-- START OF Material provided --

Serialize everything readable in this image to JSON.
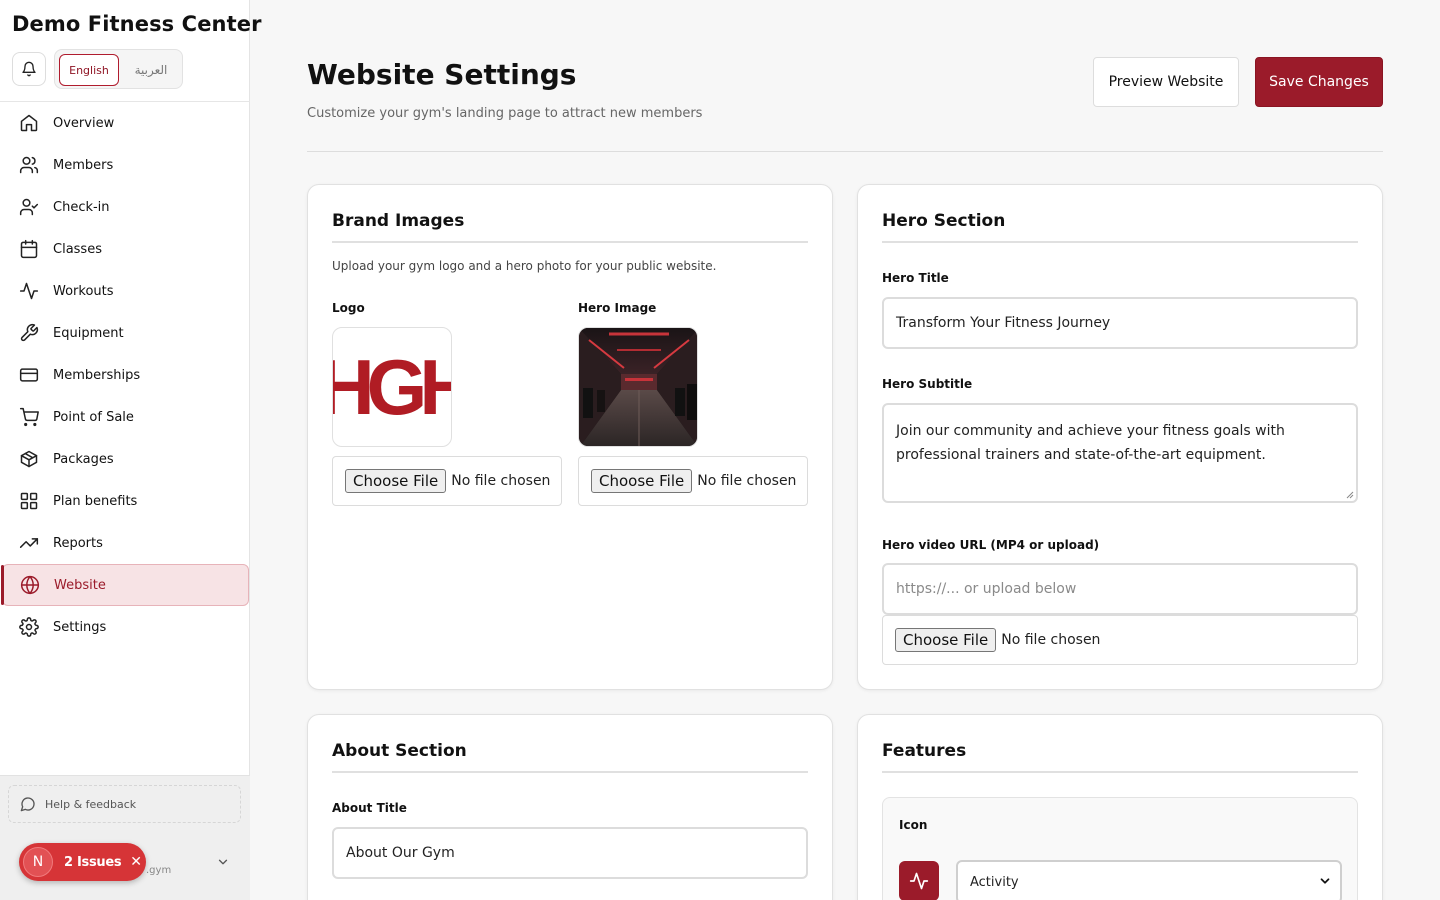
{
  "sidebar": {
    "brand": "Demo Fitness Center",
    "lang_en": "English",
    "lang_ar": "العربية",
    "items": [
      {
        "label": "Overview",
        "icon": "home-icon"
      },
      {
        "label": "Members",
        "icon": "users-icon"
      },
      {
        "label": "Check-in",
        "icon": "user-check-icon"
      },
      {
        "label": "Classes",
        "icon": "calendar-icon"
      },
      {
        "label": "Workouts",
        "icon": "activity-icon"
      },
      {
        "label": "Equipment",
        "icon": "wrench-icon"
      },
      {
        "label": "Memberships",
        "icon": "credit-card-icon"
      },
      {
        "label": "Point of Sale",
        "icon": "cart-icon"
      },
      {
        "label": "Packages",
        "icon": "package-icon"
      },
      {
        "label": "Plan benefits",
        "icon": "grid-icon"
      },
      {
        "label": "Reports",
        "icon": "trending-up-icon"
      },
      {
        "label": "Website",
        "icon": "globe-icon",
        "active": true
      },
      {
        "label": "Settings",
        "icon": "gear-icon"
      }
    ],
    "help": "Help & feedback",
    "user_suffix": ".gym"
  },
  "issues": {
    "avatar": "N",
    "label": "2 Issues"
  },
  "header": {
    "title": "Website Settings",
    "subtitle": "Customize your gym's landing page to attract new members",
    "preview_label": "Preview Website",
    "save_label": "Save Changes"
  },
  "brand_images": {
    "title": "Brand Images",
    "description": "Upload your gym logo and a hero photo for your public website.",
    "logo_label": "Logo",
    "logo_text": "HGH",
    "hero_label": "Hero Image",
    "choose_file": "Choose File",
    "no_file": "No file chosen"
  },
  "hero_section": {
    "title": "Hero Section",
    "hero_title_label": "Hero Title",
    "hero_title_value": "Transform Your Fitness Journey",
    "hero_subtitle_label": "Hero Subtitle",
    "hero_subtitle_value": "Join our community and achieve your fitness goals with professional trainers and state-of-the-art equipment.",
    "video_label": "Hero video URL (MP4 or upload)",
    "video_placeholder": "https://... or upload below",
    "choose_file": "Choose File",
    "no_file": "No file chosen"
  },
  "about_section": {
    "title": "About Section",
    "about_title_label": "About Title",
    "about_title_value": "About Our Gym"
  },
  "features": {
    "title": "Features",
    "icon_label": "Icon",
    "icon_value": "Activity"
  },
  "colors": {
    "accent": "#9b1b2a",
    "accent_light": "#f7e3e5",
    "issues": "#d63437"
  }
}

-- END OF Material provided --

▶ [Do this]: Your task is to retype all the entries exactly and leave out any pictures.

▶ [The response]:
Serialize everything readable in this image to JSON.
{
  "sidebar": {
    "brand": "Demo Fitness Center",
    "lang_en": "English",
    "lang_ar": "العربية",
    "items": [
      {
        "label": "Overview",
        "icon": "home-icon"
      },
      {
        "label": "Members",
        "icon": "users-icon"
      },
      {
        "label": "Check-in",
        "icon": "user-check-icon"
      },
      {
        "label": "Classes",
        "icon": "calendar-icon"
      },
      {
        "label": "Workouts",
        "icon": "activity-icon"
      },
      {
        "label": "Equipment",
        "icon": "wrench-icon"
      },
      {
        "label": "Memberships",
        "icon": "credit-card-icon"
      },
      {
        "label": "Point of Sale",
        "icon": "cart-icon"
      },
      {
        "label": "Packages",
        "icon": "package-icon"
      },
      {
        "label": "Plan benefits",
        "icon": "grid-icon"
      },
      {
        "label": "Reports",
        "icon": "trending-up-icon"
      },
      {
        "label": "Website",
        "icon": "globe-icon",
        "active": true
      },
      {
        "label": "Settings",
        "icon": "gear-icon"
      }
    ],
    "help": "Help & feedback",
    "user_suffix": ".gym"
  },
  "issues": {
    "avatar": "N",
    "label": "2 Issues"
  },
  "header": {
    "title": "Website Settings",
    "subtitle": "Customize your gym's landing page to attract new members",
    "preview_label": "Preview Website",
    "save_label": "Save Changes"
  },
  "brand_images": {
    "title": "Brand Images",
    "description": "Upload your gym logo and a hero photo for your public website.",
    "logo_label": "Logo",
    "logo_text": "HGH",
    "hero_label": "Hero Image",
    "choose_file": "Choose File",
    "no_file": "No file chosen"
  },
  "hero_section": {
    "title": "Hero Section",
    "hero_title_label": "Hero Title",
    "hero_title_value": "Transform Your Fitness Journey",
    "hero_subtitle_label": "Hero Subtitle",
    "hero_subtitle_value": "Join our community and achieve your fitness goals with professional trainers and state-of-the-art equipment.",
    "video_label": "Hero video URL (MP4 or upload)",
    "video_placeholder": "https://... or upload below",
    "choose_file": "Choose File",
    "no_file": "No file chosen"
  },
  "about_section": {
    "title": "About Section",
    "about_title_label": "About Title",
    "about_title_value": "About Our Gym"
  },
  "features": {
    "title": "Features",
    "icon_label": "Icon",
    "icon_value": "Activity"
  },
  "colors": {
    "accent": "#9b1b2a",
    "accent_light": "#f7e3e5",
    "issues": "#d63437"
  }
}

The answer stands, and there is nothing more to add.